→ Excerpt to read

Project-Based Calculus II

4 Credits

This is the second in a two-course sequence intended for students majoring in mathematics, science, or engineering. It emphasizes the understanding of concepts, and using them to solve physical problems. The course covers techniques of integration including integration by parts, partial fractions, improper integrals, applications of integration, representing functions by infinite series, convergence and divergence of series, parametric curves, and polar coordinates.

MATH-231

Differential Equations

3 Credits

This course is an introduction to the study of ordinary differential equations and their applications. Topics include solutions to first order equations and linear second order equations, method of undetermined coefficients, variation of parameters, linear independence and the Wronskian, vibrating systems, and Laplace transforms.

MATH-241

Linear Algebra

3 Credits

This course is an introduction to the basic concepts of linear algebra, and techniques of matrix manipulation. Topics include linear transformations, Gaussian elimination, matrix arithmetic, determinants, vector spaces, linear independence, basis, null space, row space, and column space of a matrix, eigenvalues, eigenvectors, change of basis, similarity and diagonalization. Various applications are studied throughout the course.

MATH-251

Probability and Statistics

3 Credits

This course introduces sample spaces and events, axioms of probability, counting techniques, conditional probability and independence, distributions of discrete and continuous random variables, joint distributions (discrete and continuous), the central limit theorem, descriptive statistics, interval estimation, and applications of probability and statistics to real-world problems. A statistical package such as Minitab or R is used for data analysis and statistical applications.

MATH-341

Advanced Linear Algebra

3 Credits

This is a second course in linear algebra that provides an in-depth study of fundamental concepts of the subject. It focuses largely on the effect that a choice of basis has on our understanding of and ability to solve problems with linear operators. Topics include linear transformations, similarity, inner products and orthogonality, QR factorization, singular value decomposition, and the Spectral Theorem. The course includes both computational techniques and the further development of mathematical reasoning skills.

→ Dataset extract

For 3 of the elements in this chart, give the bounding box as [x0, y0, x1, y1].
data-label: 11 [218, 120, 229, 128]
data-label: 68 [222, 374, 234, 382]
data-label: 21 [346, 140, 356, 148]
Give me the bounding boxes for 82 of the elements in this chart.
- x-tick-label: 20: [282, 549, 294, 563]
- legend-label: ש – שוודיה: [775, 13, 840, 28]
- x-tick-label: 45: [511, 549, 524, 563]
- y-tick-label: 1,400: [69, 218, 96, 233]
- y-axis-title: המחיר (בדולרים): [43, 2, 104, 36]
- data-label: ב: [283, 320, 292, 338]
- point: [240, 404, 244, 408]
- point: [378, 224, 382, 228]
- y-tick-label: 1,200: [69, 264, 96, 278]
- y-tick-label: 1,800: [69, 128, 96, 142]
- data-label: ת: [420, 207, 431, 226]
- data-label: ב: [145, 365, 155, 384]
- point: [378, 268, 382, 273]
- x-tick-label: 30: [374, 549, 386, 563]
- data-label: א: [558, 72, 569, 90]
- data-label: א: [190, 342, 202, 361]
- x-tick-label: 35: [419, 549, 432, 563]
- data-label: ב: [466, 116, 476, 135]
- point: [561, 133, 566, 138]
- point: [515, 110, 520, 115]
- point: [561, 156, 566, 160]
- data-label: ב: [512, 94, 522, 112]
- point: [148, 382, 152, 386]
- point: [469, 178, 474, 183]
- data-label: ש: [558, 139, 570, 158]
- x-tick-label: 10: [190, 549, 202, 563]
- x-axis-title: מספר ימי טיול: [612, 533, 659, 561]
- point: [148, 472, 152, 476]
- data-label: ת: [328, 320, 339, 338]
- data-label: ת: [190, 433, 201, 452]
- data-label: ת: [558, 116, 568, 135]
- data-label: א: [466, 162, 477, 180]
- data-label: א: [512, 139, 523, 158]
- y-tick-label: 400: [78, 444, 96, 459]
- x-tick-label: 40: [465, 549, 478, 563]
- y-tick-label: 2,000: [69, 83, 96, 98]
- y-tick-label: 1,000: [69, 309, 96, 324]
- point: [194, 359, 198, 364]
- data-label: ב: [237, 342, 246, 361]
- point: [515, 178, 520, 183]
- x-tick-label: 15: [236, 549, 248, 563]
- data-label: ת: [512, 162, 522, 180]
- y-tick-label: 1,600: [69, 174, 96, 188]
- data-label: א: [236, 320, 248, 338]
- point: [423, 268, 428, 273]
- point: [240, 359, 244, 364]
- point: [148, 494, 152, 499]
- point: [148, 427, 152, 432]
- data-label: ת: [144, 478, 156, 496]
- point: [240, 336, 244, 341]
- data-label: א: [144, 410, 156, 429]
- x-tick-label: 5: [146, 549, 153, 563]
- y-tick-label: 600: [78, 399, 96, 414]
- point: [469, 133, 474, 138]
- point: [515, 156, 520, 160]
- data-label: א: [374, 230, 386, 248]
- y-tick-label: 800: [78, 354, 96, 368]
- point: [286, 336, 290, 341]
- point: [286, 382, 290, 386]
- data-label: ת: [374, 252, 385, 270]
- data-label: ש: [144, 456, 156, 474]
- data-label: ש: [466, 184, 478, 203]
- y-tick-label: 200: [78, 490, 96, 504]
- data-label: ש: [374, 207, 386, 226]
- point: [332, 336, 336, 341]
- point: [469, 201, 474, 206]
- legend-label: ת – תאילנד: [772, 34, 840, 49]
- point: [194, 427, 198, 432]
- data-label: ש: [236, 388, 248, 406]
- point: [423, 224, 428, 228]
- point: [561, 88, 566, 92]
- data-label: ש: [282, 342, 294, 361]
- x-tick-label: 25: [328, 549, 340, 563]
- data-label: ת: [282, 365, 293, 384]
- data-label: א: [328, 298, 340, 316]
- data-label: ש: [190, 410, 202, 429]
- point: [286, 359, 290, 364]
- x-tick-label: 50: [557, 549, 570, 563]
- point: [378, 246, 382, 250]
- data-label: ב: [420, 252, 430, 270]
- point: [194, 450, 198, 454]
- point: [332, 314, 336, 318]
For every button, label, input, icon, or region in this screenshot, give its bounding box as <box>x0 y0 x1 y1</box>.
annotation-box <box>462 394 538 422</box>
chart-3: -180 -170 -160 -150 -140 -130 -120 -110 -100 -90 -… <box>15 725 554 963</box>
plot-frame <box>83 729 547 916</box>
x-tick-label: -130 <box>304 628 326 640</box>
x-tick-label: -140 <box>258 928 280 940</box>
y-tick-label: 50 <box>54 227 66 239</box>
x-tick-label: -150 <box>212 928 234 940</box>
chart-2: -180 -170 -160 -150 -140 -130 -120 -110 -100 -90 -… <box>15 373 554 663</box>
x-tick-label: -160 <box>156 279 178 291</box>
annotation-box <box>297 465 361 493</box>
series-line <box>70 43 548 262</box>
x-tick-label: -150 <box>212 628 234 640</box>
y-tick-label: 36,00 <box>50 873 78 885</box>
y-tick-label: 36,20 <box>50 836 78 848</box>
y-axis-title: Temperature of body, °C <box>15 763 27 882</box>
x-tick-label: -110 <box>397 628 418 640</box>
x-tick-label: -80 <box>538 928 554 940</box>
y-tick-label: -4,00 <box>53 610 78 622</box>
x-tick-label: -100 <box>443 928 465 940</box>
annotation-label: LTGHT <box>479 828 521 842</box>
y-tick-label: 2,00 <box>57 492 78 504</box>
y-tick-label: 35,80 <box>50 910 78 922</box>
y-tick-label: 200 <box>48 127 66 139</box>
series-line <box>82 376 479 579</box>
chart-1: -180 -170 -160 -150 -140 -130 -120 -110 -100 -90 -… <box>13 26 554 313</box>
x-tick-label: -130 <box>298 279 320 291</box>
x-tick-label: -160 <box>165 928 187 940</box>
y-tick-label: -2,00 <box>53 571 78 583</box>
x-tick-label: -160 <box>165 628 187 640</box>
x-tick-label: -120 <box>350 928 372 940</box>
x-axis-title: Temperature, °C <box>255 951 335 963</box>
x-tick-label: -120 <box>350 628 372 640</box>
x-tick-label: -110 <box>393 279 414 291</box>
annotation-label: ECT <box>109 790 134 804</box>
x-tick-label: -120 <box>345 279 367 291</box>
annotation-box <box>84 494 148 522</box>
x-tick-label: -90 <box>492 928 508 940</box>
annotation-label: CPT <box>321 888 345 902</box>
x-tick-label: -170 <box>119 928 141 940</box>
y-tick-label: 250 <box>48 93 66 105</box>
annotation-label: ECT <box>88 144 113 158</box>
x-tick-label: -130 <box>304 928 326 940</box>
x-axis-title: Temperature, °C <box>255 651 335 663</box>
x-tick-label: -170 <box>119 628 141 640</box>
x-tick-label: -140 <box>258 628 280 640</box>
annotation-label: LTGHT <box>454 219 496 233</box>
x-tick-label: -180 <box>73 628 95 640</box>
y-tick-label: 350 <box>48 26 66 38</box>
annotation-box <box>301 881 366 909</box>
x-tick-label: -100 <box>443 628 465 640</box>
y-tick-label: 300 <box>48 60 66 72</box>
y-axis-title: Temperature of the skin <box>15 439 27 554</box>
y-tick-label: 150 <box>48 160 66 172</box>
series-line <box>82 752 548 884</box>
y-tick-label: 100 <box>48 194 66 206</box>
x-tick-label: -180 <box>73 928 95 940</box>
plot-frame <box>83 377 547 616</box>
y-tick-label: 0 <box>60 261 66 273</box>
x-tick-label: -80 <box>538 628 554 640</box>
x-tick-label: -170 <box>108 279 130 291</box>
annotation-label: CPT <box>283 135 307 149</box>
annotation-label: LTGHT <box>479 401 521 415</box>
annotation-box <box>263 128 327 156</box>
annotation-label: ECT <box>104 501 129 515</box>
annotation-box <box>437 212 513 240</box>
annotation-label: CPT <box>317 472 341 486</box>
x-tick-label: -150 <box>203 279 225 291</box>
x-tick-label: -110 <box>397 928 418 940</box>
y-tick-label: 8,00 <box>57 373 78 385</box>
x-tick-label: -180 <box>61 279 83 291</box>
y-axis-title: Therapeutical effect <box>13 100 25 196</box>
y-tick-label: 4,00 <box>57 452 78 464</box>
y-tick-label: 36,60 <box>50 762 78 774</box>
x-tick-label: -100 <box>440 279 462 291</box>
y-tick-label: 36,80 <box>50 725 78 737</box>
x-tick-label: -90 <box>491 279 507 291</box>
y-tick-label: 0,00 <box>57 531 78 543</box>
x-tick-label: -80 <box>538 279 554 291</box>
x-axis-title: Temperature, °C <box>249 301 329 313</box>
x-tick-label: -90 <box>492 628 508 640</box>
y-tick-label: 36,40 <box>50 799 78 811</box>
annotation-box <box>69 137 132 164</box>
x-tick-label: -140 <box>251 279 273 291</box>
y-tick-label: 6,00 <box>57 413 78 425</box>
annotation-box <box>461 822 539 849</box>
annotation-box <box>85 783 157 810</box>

→ What you are asked to do
Write out the part of the math course descriptions starting at "Project-Based Calculus II" and ending at "and polar coordinates.". The records are separate material and have nothing to do with the math course descriptions.

→ Answer area
Project-Based Calculus II

4 Credits

This is the second in a two-course sequence intended for students majoring in mathematics, science, or engineering. It emphasizes the understanding of concepts, and using them to solve physical problems. The course covers techniques of integration including integration by parts, partial fractions, improper integrals, applications of integration, representing functions by infinite series, convergence and divergence of series, parametric curves, and polar coordinates.